■ **Rows from a dataset**

-.-.-

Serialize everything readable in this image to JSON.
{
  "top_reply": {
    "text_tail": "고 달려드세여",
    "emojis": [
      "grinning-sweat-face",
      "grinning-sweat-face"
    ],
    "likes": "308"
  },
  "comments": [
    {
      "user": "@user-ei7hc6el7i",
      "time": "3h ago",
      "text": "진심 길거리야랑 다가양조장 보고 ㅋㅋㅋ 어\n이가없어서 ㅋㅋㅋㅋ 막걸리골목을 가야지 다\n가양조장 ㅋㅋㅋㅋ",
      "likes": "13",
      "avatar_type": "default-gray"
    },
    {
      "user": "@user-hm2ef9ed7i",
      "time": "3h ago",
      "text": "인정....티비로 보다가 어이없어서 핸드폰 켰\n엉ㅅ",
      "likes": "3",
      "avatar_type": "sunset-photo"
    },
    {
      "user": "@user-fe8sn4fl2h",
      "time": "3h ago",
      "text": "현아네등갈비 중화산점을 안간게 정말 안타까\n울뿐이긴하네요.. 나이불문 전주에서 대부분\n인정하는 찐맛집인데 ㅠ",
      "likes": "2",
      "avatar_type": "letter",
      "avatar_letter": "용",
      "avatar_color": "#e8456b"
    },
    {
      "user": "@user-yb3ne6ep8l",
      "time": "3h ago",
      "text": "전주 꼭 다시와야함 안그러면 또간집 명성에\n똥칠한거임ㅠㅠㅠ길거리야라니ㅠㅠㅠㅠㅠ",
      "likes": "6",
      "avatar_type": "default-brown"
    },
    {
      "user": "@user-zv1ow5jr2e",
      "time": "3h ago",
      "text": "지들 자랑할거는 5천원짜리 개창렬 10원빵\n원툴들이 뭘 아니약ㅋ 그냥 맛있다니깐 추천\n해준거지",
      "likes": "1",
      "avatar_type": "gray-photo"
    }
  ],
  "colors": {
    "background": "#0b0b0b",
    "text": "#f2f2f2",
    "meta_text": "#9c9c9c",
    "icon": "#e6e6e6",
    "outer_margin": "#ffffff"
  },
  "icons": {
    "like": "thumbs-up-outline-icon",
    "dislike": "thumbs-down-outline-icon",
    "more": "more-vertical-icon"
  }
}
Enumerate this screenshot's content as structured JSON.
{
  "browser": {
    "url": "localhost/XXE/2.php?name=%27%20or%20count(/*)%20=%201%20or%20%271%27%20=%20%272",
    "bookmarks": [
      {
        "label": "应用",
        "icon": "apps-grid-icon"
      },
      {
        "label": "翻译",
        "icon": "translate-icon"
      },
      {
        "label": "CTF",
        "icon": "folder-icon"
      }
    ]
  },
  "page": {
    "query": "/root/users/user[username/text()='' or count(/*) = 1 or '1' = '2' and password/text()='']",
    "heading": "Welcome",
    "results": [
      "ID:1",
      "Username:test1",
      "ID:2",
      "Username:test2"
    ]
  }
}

-.-.-

■ **Stated goal**
Would you copy out each line exactly as written?

■ **Task solution**
Serialize everything readable in this image to JSON.
{
  "top_reply": {
    "text_tail": "고 달려드세여",
    "emojis": [
      "grinning-sweat-face",
      "grinning-sweat-face"
    ],
    "likes": "308"
  },
  "comments": [
    {
      "user": "@user-ei7hc6el7i",
      "time": "3h ago",
      "text": "진심 길거리야랑 다가양조장 보고 ㅋㅋㅋ 어\n이가없어서 ㅋㅋㅋㅋ 막걸리골목을 가야지 다\n가양조장 ㅋㅋㅋㅋ",
      "likes": "13",
      "avatar_type": "default-gray"
    },
    {
      "user": "@user-hm2ef9ed7i",
      "time": "3h ago",
      "text": "인정....티비로 보다가 어이없어서 핸드폰 켰\n엉ㅅ",
      "likes": "3",
      "avatar_type": "sunset-photo"
    },
    {
      "user": "@user-fe8sn4fl2h",
      "time": "3h ago",
      "text": "현아네등갈비 중화산점을 안간게 정말 안타까\n울뿐이긴하네요.. 나이불문 전주에서 대부분\n인정하는 찐맛집인데 ㅠ",
      "likes": "2",
      "avatar_type": "letter",
      "avatar_letter": "용",
      "avatar_color": "#e8456b"
    },
    {
      "user": "@user-yb3ne6ep8l",
      "time": "3h ago",
      "text": "전주 꼭 다시와야함 안그러면 또간집 명성에\n똥칠한거임ㅠㅠㅠ길거리야라니ㅠㅠㅠㅠㅠ",
      "likes": "6",
      "avatar_type": "default-brown"
    },
    {
      "user": "@user-zv1ow5jr2e",
      "time": "3h ago",
      "text": "지들 자랑할거는 5천원짜리 개창렬 10원빵\n원툴들이 뭘 아니약ㅋ 그냥 맛있다니깐 추천\n해준거지",
      "likes": "1",
      "avatar_type": "gray-photo"
    }
  ],
  "colors": {
    "background": "#0b0b0b",
    "text": "#f2f2f2",
    "meta_text": "#9c9c9c",
    "icon": "#e6e6e6",
    "outer_margin": "#ffffff"
  },
  "icons": {
    "like": "thumbs-up-outline-icon",
    "dislike": "thumbs-down-outline-icon",
    "more": "more-vertical-icon"
  }
}
Enumerate this screenshot's content as structured JSON.
{
  "browser": {
    "url": "localhost/XXE/2.php?name=%27%20or%20count(/*)%20=%201%20or%20%271%27%20=%20%272",
    "bookmarks": [
      {
        "label": "应用",
        "icon": "apps-grid-icon"
      },
      {
        "label": "翻译",
        "icon": "translate-icon"
      },
      {
        "label": "CTF",
        "icon": "folder-icon"
      }
    ]
  },
  "page": {
    "query": "/root/users/user[username/text()='' or count(/*) = 1 or '1' = '2' and password/text()='']",
    "heading": "Welcome",
    "results": [
      "ID:1",
      "Username:test1",
      "ID:2",
      "Username:test2"
    ]
  }
}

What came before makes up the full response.